[Records shown]
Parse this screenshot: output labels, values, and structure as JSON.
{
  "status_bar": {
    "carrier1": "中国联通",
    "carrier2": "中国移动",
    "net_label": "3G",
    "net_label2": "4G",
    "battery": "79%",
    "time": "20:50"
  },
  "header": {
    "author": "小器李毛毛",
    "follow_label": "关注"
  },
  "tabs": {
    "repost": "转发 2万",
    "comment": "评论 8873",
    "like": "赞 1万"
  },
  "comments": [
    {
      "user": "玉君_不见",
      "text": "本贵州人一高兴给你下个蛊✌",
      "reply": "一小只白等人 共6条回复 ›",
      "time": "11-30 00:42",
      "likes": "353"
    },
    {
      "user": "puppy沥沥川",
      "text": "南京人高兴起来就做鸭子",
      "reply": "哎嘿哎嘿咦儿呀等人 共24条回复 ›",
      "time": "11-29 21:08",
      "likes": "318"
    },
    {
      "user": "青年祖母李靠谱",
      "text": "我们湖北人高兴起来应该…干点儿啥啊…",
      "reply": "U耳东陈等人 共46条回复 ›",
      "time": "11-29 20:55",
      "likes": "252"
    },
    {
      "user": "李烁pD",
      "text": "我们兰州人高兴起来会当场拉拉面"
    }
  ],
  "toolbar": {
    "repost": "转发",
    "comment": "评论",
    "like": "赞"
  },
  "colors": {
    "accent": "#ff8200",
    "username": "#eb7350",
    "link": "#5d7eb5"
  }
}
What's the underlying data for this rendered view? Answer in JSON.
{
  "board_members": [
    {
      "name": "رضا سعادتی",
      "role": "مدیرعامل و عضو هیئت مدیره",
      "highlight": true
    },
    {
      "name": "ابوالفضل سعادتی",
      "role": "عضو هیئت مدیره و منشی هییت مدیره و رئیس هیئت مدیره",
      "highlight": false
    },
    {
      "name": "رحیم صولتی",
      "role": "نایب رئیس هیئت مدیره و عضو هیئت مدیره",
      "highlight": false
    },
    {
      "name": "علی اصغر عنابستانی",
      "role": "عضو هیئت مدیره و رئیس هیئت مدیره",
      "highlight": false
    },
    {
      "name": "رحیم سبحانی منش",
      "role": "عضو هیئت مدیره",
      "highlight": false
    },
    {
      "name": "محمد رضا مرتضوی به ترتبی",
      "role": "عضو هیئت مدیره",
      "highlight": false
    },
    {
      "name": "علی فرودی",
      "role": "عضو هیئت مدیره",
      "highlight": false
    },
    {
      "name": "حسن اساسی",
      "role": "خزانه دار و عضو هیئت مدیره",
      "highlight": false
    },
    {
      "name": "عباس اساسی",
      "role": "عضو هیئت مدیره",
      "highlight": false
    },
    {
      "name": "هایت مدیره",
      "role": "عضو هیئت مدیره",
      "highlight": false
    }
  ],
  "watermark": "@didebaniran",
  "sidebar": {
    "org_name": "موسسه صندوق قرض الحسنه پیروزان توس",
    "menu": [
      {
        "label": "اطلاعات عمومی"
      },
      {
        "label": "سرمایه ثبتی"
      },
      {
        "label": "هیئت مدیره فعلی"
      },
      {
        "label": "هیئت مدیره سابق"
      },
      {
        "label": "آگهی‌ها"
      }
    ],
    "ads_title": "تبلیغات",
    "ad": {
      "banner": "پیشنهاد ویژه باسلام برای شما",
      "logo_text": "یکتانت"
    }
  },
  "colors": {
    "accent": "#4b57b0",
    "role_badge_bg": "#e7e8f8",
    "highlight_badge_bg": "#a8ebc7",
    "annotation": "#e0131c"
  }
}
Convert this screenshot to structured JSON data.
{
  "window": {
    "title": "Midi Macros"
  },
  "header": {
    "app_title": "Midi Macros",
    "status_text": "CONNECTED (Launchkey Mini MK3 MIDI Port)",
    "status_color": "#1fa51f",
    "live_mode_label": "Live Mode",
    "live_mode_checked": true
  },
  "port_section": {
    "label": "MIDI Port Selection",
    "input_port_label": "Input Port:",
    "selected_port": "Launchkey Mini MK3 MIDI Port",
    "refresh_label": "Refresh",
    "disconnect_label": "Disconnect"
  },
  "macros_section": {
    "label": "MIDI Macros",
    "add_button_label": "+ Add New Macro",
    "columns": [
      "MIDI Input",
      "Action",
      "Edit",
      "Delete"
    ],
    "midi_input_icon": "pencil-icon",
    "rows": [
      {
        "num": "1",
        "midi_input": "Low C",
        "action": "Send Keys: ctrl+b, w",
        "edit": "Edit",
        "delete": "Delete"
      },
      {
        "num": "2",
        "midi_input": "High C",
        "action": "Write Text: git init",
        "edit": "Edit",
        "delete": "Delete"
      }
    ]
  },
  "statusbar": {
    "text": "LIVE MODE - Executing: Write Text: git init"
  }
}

[What you are asked to do]
Identify the lines in the entries that hold "Write" and return each one.

[Output of the task]
        "action": "Write Text: git init",
    "text": "LIVE MODE - Executing: Write Text: git init"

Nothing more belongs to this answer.